YOUR OBJECTIVE =>
Select lines where the word "possono" appears.

Saved entries =>
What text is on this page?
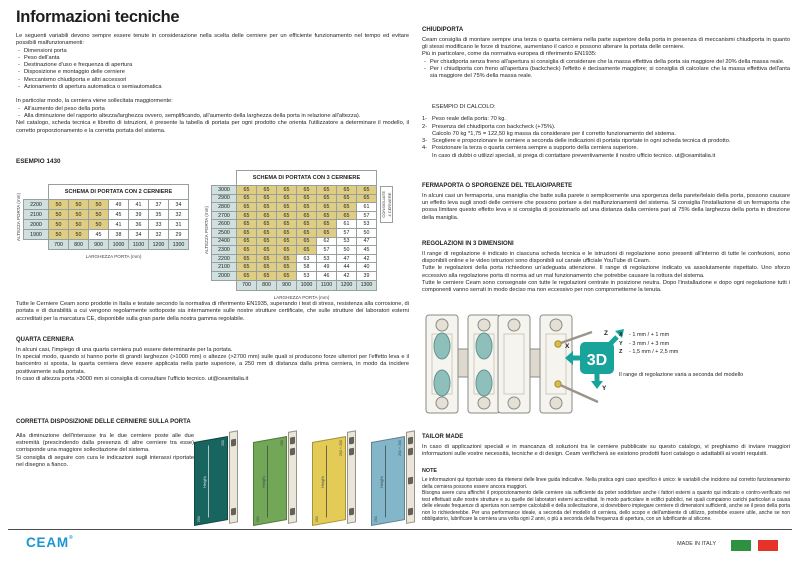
Informazioni tecniche
Le seguenti variabili devono sempre essere tenute in considerazione nella scelta delle cerniere per un efficiente funzionamento nel tempo ed evitare possibili malfunzionamenti:
- Dimensioni porta
- Peso dell'anta
- Destinazione d'uso e frequenza di apertura
- Disposizione e montaggio delle cerniere
- Meccanismo chiudiporta e altri accessori
- Azionamento di apertura automatica o semiautomatica
In particolar modo, la cerniera viene sollecitata maggiormente:
- All'aumento del peso della porta
- Alla diminuzione del rapporto altezza/larghezza ovvero, semplificando, all'aumento della larghezza della porta in relazione all'altezza).
Nel catalogo, scheda tecnica e libretto di istruzioni, è presente la tabella di portata per ogni prodotto che orienta l'utilizzatore a determinare il modello, il corretto proporzionamento e la corretta portata del sistema.
ESEMPIO 1430
ALTEZZA PORTA (mm)
	SCHEMA DI PORTATA CON 2 CERNIERE						
2200	50	50	50	49	41	37	34
2100	50	50	50	45	39	35	32
2000	50	50	50	41	36	33	31
1900	50	50	45	38	34	32	29
	700	800	900	1000	1100	1200	1300
LARGHEZZA PORTA (mm)
ALTEZZA PORTA (mm)
	SCHEMA DI PORTATA CON 3 CERNIERE						
3000	65	65	65	65	65	65	65
2900	65	65	65	65	65	65	65
2800	65	65	65	65	65	65	61
2700	65	65	65	65	65	65	57
2600	65	65	65	65	65	61	53
2500	65	65	65	65	65	57	50
2400	65	65	65	65	62	53	47
2300	65	65	65	65	57	50	45
2200	65	65	65	63	53	47	42
2100	65	65	65	58	49	44	40
2000	65	65	65	53	46	42	39
	700	800	900	1000	1100	1200	1300
CONSIGLIATE 4 CERNIERE
LARGHEZZA PORTA (mm)
Tutte le Cerniere Ceam sono prodotte in Italia e testate secondo la normativa di riferimento EN1935, superando i test di stress, resistenza alla corrosione, di portata e di durabilità a cui vengono regolarmente sottoposte sia internamente sulle nostre strutture certificate, che sulle strutture dei laboratori esterni accreditati per la marcatura CE, disponibile sulla gran parte della nostra gamma regolabile.
QUARTA CERNIERA
In alcuni casi, l'impiego di una quarta cerniera può essere determinante per la portata.
In special modo, quando si hanno porte di grandi larghezze (>1000 mm) o altezze (>2700 mm) sulle quali si producono forze ulteriori per l'effetto leva e il baricentro si sposta, la quarta cerniera deve essere applicata nella parte superiore, a 250 mm di distanza dalla prima cerniera, in modo da incidere positivamente sulla portata.
In caso di altezza porta >3000 mm si consiglia di consultare l'ufficio tecnico. ut@ceamitalia.it
CORRETTA DISPOSIZIONE DELLE CERNIERE SULLA PORTA
Alla diminuzione dell'interasse tra le due cerniere poste alle due estremità (prescindendo dalla presenza di altre cerniere tra esse) corrisponde una maggiore sollecitazione del sistema.
Si consiglia di seguire con cura le indicazioni sugli interassi riportate nel disegno a fianco.
Height
250
250
Height
250
250
Height
250 + 250
250
Height
250 + 250
250
CHIUDIPORTA
Ceam consiglia di montare sempre una terza o quarta cerniera nella parte superiore della porta in presenza di meccanismi chiudiporta in quanto gli stessi modificano le forze di trazione, aumentano il carico e possono alterare la portata delle cerniere.
Più in particolare, come da normativa europea di riferimento EN1935:
- Per chiudiporta senza freno all'apertura si consiglia di considerare che la massa effettiva della porta sia maggiore del 20% della massa reale.
- Per i chiudiporta con freno all'apertura (backcheck) l'effetto è decisamente maggiore; si consiglia di calcolare che la massa effettiva dell'anta sia maggiore del 75% della massa reale.
ESEMPIO DI CALCOLO:
1- Peso reale della porta: 70 kg.
2- Presenza del chiudiporta con backcheck (+75%).
Calcolo 70 kg *1,75 = 122,50 kg massa da considerare per il corretto funzionamento del sistema.
3- Scegliere e proporzionare le cerniere a seconda delle indicazioni di portata riportate in ogni scheda tecnica di prodotto.
4- Posizionare la terza o quarta cerniera sempre a supporto della cerniera superiore.
In caso di dubbi o utilizzi speciali, si prega di contattare preventivamente il nostro ufficio tecnico. ut@ceamitalia.it
FERMAPORTA O SPORGENZE DEL TELAIO/PARETE
In alcuni casi un fermaporta, una maniglia che batte sulla parete o semplicemente una sporgenza della parete/telaio della porta, possono causare un effetto leva sugli snodi delle cerniere che possono portare a dei malfunzionamenti del sistema. Si consiglia l'installazione di un fermaporta che possa limitare questo effetto leva e si consiglia di posizionarlo ad una distanza dalla cerniera pari al 75% della larghezza della porta in direzione della maniglia.
REGOLAZIONI IN 3 DIMENSIONI
Il range di regolazione è indicato in ciascuna scheda tecnica e le istruzioni di regolazione sono presenti all'interno di tutte le confezioni, sono disponibili online e le video istruzioni sono disponibili sul canale ufficiale YouTube di Ceam.
Tutte le regolazioni della porta richiedono un'adeguata attenzione. Il range di regolazione indicato va assolutamente rispettato. Uno sforzo eccessivo alla regolazione porta di norma ad un mal funzionamento che potrebbe causare la rottura del sistema.
Tutte le cerniere Ceam sono consegnate con tutte le regolazioni centrate in posizione neutra. Dopo l'installazione e dopo ogni regolazione tutti i componenti vanno serrati in modo deciso ma non eccessivo per non comprometterne la tenuta.
3D
Z
X
Y
X	- 1 mm / + 1 mm
Y	- 3 mm / + 3 mm
Z	- 1,5 mm / + 2,5 mm
Il range di regolazione varia a seconda del modello
TAILOR MADE
In caso di applicazioni speciali e in mancanza di soluzioni tra le cerniere pubblicate su questo catalogo, vi preghiamo di inviare maggiori informazioni sulle vostre necessità, tecniche e di design. Ceam verificherà se esistono prodotti fuori catalogo o adattabili ai vostri requisiti.
NOTE
Le informazioni qui riportate sono da ritenersi delle linee guida indicative. Nella pratica ogni caso specifico è unico: le variabili che incidono sul corretto funzionamento della cerniera possono essere ancora maggiori.
Bisogna avere cura affinché il proporzionamento delle cerniere sia sufficiente da poter soddisfare anche i fattori esterni a quanto qui indicato e contro-verificato nei test effettuati sulle nostre strutture e su quelle dei laboratori esterni accreditati. In modo particolare in edifici pubblici, nei quali compaiono carichi particolari a causa delle elevate frequenze di apertura non sempre calcolabili e della sollecitazione, si dovrebbero impiegare cerniere di dimensioni sufficienti, anche se il peso della porta non lo richiederebbe. Per una performance ideale, a seconda del modello di cerniera, dello scopo e dell'ambiente di utilizzo, potrebbe essere utile, anche se non obbligatorio, lubrificare la cerniera una volta ogni 2 anni, o più a seconda della frequenza di apertura, con un lubrificante al silicone.
CEAM®
MADE IN ITALY
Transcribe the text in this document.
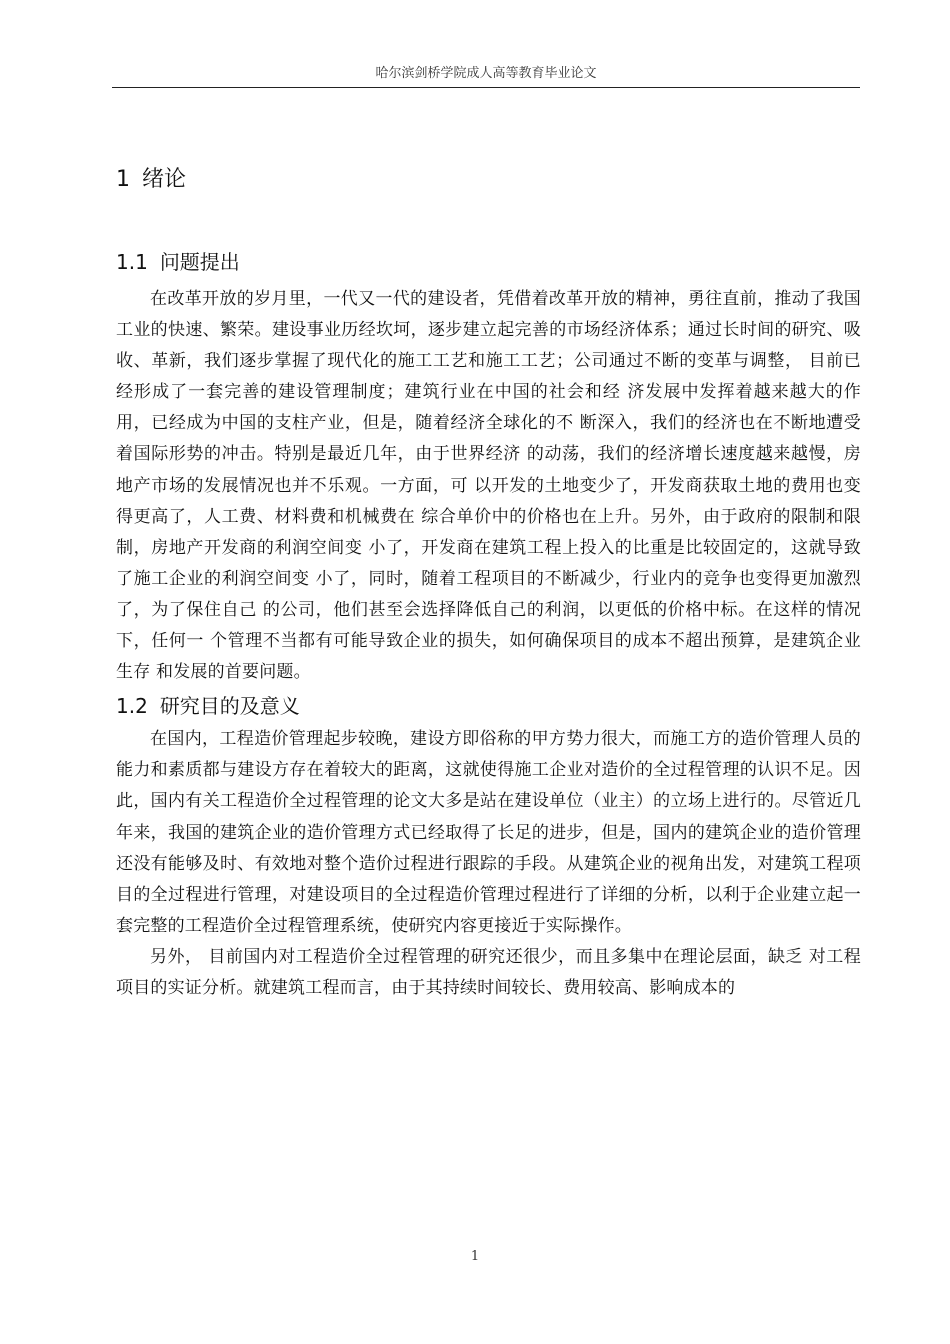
哈尔滨剑桥学院成人高等教育毕业论文
1 绪论
1.1 问题提出

在改革开放的岁月里，一代又一代的建设者，凭借着改革开放的精神，勇往直前，推动了我国工业的快速、繁荣。建设事业历经坎坷，逐步建立起完善的市场经济体系；通过长时间的研究、吸收、革新，我们逐步掌握了现代化的施工工艺和施工工艺；公司通过不断的变革与调整， 目前已经形成了一套完善的建设管理制度；建筑行业在中国的社会和经 济发展中发挥着越来越大的作用，已经成为中国的支柱产业，但是，随着经济全球化的不 断深入，我们的经济也在不断地遭受着国际形势的冲击。特别是最近几年，由于世界经济 的动荡，我们的经济增长速度越来越慢，房地产市场的发展情况也并不乐观。一方面，可 以开发的土地变少了，开发商获取土地的费用也变得更高了，人工费、材料费和机械费在 综合单价中的价格也在上升。另外，由于政府的限制和限制，房地产开发商的利润空间变 小了，开发商在建筑工程上投入的比重是比较固定的，这就导致了施工企业的利润空间变 小了，同时，随着工程项目的不断减少，行业内的竞争也变得更加激烈了，为了保住自己 的公司，他们甚至会选择降低自己的利润，以更低的价格中标。在这样的情况下，任何一 个管理不当都有可能导致企业的损失，如何确保项目的成本不超出预算，是建筑企业生存 和发展的首要问题。

1.2 研究目的及意义

在国内，工程造价管理起步较晚，建设方即俗称的甲方势力很大，而施工方的造价管理人员的能力和素质都与建设方存在着较大的距离，这就使得施工企业对造价的全过程管理的认识不足。因此，国内有关工程造价全过程管理的论文大多是站在建设单位（业主）的立场上进行的。尽管近几年来，我国的建筑企业的造价管理方式已经取得了长足的进步，但是，国内的建筑企业的造价管理还没有能够及时、有效地对整个造价过程进行跟踪的手段。从建筑企业的视角出发，对建筑工程项目的全过程进行管理，对建设项目的全过程造价管理过程进行了详细的分析，以利于企业建立起一套完整的工程造价全过程管理系统，使研究内容更接近于实际操作。

另外， 目前国内对工程造价全过程管理的研究还很少，而且多集中在理论层面，缺乏 对工程项目的实证分析。就建筑工程而言，由于其持续时间较长、费用较高、影响成本的

1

OUTPUT FOR THIS EXERCISE =>
Ceam consiglia di montare sempre una terza o quarta cerniera nella parte superiore della porta in presenza di meccanismi chiudiporta in quanto gli stessi modificano le forze di trazione, aumentano il carico e possono alterare la portata delle cerniere.
In alcuni casi un fermaporta, una maniglia che batte sulla parete o semplicemente una sporgenza della parete/telaio della porta, possono causare un effetto leva sugli snodi delle cerniere che possono portare a dei malfunzionamenti del sistema. Si consiglia l'installazione di un fermaporta che possa limitare questo effetto leva e si consiglia di posizionarlo ad una distanza dalla cerniera pari al 75% della larghezza della porta in direzione della maniglia.
Le informazioni qui riportate sono da ritenersi delle linee guida indicative. Nella pratica ogni caso specifico è unico: le variabili che incidono sul corretto funzionamento della cerniera possono essere ancora maggiori.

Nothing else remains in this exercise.